— start Extracted records —

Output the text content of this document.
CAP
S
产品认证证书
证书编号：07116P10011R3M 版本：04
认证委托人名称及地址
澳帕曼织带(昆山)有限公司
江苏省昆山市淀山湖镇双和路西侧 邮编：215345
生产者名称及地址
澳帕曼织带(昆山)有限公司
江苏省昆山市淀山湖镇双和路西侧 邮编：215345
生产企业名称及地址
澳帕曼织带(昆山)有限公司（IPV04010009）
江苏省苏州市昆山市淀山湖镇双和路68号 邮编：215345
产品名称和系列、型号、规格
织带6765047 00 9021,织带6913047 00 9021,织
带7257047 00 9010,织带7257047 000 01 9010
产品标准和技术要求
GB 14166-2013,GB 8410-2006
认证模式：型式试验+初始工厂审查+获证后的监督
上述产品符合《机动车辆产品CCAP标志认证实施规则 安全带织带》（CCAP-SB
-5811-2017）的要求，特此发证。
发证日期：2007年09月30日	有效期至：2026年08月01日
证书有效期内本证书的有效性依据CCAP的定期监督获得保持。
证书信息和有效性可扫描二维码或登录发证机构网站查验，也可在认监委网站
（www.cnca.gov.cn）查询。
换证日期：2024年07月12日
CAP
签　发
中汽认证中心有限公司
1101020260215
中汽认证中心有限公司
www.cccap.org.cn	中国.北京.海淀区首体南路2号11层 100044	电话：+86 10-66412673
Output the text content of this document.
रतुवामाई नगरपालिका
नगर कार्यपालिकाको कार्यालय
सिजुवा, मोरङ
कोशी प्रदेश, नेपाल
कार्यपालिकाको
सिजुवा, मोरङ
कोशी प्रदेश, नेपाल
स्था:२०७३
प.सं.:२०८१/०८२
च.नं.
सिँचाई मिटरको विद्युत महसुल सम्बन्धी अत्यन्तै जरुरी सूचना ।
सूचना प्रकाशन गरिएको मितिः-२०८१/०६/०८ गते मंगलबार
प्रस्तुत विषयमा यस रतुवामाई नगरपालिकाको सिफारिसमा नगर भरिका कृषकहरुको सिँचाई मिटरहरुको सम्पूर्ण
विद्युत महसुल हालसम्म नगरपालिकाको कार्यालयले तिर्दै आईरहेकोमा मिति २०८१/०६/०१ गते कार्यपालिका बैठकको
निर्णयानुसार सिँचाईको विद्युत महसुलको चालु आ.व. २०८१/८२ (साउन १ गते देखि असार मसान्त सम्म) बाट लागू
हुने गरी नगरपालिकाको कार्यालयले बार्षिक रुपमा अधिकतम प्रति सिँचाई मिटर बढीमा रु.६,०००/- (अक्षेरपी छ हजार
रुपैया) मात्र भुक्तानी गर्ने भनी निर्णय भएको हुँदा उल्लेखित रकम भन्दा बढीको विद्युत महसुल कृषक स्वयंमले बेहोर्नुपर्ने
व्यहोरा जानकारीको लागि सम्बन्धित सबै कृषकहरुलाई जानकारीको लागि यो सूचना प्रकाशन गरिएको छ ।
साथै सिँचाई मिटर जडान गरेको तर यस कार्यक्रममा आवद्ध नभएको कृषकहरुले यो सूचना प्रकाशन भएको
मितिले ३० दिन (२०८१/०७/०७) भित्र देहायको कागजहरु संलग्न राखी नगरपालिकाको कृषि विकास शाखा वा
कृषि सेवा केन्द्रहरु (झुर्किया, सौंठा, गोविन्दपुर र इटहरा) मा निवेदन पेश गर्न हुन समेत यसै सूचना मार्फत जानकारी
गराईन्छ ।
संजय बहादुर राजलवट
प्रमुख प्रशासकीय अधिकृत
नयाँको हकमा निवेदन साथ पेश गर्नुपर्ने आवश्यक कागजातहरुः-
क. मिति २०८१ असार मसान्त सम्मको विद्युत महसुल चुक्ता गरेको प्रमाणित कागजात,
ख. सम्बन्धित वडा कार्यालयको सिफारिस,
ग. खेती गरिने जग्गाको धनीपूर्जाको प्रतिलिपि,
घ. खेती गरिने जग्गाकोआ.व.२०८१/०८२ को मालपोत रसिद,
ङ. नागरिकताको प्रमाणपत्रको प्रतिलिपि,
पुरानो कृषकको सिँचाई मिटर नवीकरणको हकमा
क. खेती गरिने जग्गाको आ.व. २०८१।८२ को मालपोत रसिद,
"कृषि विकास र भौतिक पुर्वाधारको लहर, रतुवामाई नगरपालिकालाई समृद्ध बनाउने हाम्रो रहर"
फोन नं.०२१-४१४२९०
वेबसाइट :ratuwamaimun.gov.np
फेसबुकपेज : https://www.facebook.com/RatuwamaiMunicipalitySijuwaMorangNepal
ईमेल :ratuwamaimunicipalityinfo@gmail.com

— end Extracted records —

Requirement:
Each entry must be reproduced verbatim.

Reply:
Output the text content of this document.
CAP
S
产品认证证书
证书编号：07116P10011R3M 版本：04
认证委托人名称及地址
澳帕曼织带(昆山)有限公司
江苏省昆山市淀山湖镇双和路西侧 邮编：215345
生产者名称及地址
澳帕曼织带(昆山)有限公司
江苏省昆山市淀山湖镇双和路西侧 邮编：215345
生产企业名称及地址
澳帕曼织带(昆山)有限公司（IPV04010009）
江苏省苏州市昆山市淀山湖镇双和路68号 邮编：215345
产品名称和系列、型号、规格
织带6765047 00 9021,织带6913047 00 9021,织
带7257047 00 9010,织带7257047 000 01 9010
产品标准和技术要求
GB 14166-2013,GB 8410-2006
认证模式：型式试验+初始工厂审查+获证后的监督
上述产品符合《机动车辆产品CCAP标志认证实施规则 安全带织带》（CCAP-SB
-5811-2017）的要求，特此发证。
发证日期：2007年09月30日	有效期至：2026年08月01日
证书有效期内本证书的有效性依据CCAP的定期监督获得保持。
证书信息和有效性可扫描二维码或登录发证机构网站查验，也可在认监委网站
（www.cnca.gov.cn）查询。
换证日期：2024年07月12日
CAP
签　发
中汽认证中心有限公司
1101020260215
中汽认证中心有限公司
www.cccap.org.cn	中国.北京.海淀区首体南路2号11层 100044	电话：+86 10-66412673
Output the text content of this document.
रतुवामाई नगरपालिका
नगर कार्यपालिकाको कार्यालय
सिजुवा, मोरङ
कोशी प्रदेश, नेपाल
कार्यपालिकाको
सिजुवा, मोरङ
कोशी प्रदेश, नेपाल
स्था:२०७३
प.सं.:२०८१/०८२
च.नं.
सिँचाई मिटरको विद्युत महसुल सम्बन्धी अत्यन्तै जरुरी सूचना ।
सूचना प्रकाशन गरिएको मितिः-२०८१/०६/०८ गते मंगलबार
प्रस्तुत विषयमा यस रतुवामाई नगरपालिकाको सिफारिसमा नगर भरिका कृषकहरुको सिँचाई मिटरहरुको सम्पूर्ण
विद्युत महसुल हालसम्म नगरपालिकाको कार्यालयले तिर्दै आईरहेकोमा मिति २०८१/०६/०१ गते कार्यपालिका बैठकको
निर्णयानुसार सिँचाईको विद्युत महसुलको चालु आ.व. २०८१/८२ (साउन १ गते देखि असार मसान्त सम्म) बाट लागू
हुने गरी नगरपालिकाको कार्यालयले बार्षिक रुपमा अधिकतम प्रति सिँचाई मिटर बढीमा रु.६,०००/- (अक्षेरपी छ हजार
रुपैया) मात्र भुक्तानी गर्ने भनी निर्णय भएको हुँदा उल्लेखित रकम भन्दा बढीको विद्युत महसुल कृषक स्वयंमले बेहोर्नुपर्ने
व्यहोरा जानकारीको लागि सम्बन्धित सबै कृषकहरुलाई जानकारीको लागि यो सूचना प्रकाशन गरिएको छ ।
साथै सिँचाई मिटर जडान गरेको तर यस कार्यक्रममा आवद्ध नभएको कृषकहरुले यो सूचना प्रकाशन भएको
मितिले ३० दिन (२०८१/०७/०७) भित्र देहायको कागजहरु संलग्न राखी नगरपालिकाको कृषि विकास शाखा वा
कृषि सेवा केन्द्रहरु (झुर्किया, सौंठा, गोविन्दपुर र इटहरा) मा निवेदन पेश गर्न हुन समेत यसै सूचना मार्फत जानकारी
गराईन्छ ।
संजय बहादुर राजलवट
प्रमुख प्रशासकीय अधिकृत
नयाँको हकमा निवेदन साथ पेश गर्नुपर्ने आवश्यक कागजातहरुः-
क. मिति २०८१ असार मसान्त सम्मको विद्युत महसुल चुक्ता गरेको प्रमाणित कागजात,
ख. सम्बन्धित वडा कार्यालयको सिफारिस,
ग. खेती गरिने जग्गाको धनीपूर्जाको प्रतिलिपि,
घ. खेती गरिने जग्गाकोआ.व.२०८१/०८२ को मालपोत रसिद,
ङ. नागरिकताको प्रमाणपत्रको प्रतिलिपि,
पुरानो कृषकको सिँचाई मिटर नवीकरणको हकमा
क. खेती गरिने जग्गाको आ.व. २०८१।८२ को मालपोत रसिद,
"कृषि विकास र भौतिक पुर्वाधारको लहर, रतुवामाई नगरपालिकालाई समृद्ध बनाउने हाम्रो रहर"
फोन नं.०२१-४१४२९०
वेबसाइट :ratuwamaimun.gov.np
फेसबुकपेज : https://www.facebook.com/RatuwamaiMunicipalitySijuwaMorangNepal
ईमेल :ratuwamaimunicipalityinfo@gmail.com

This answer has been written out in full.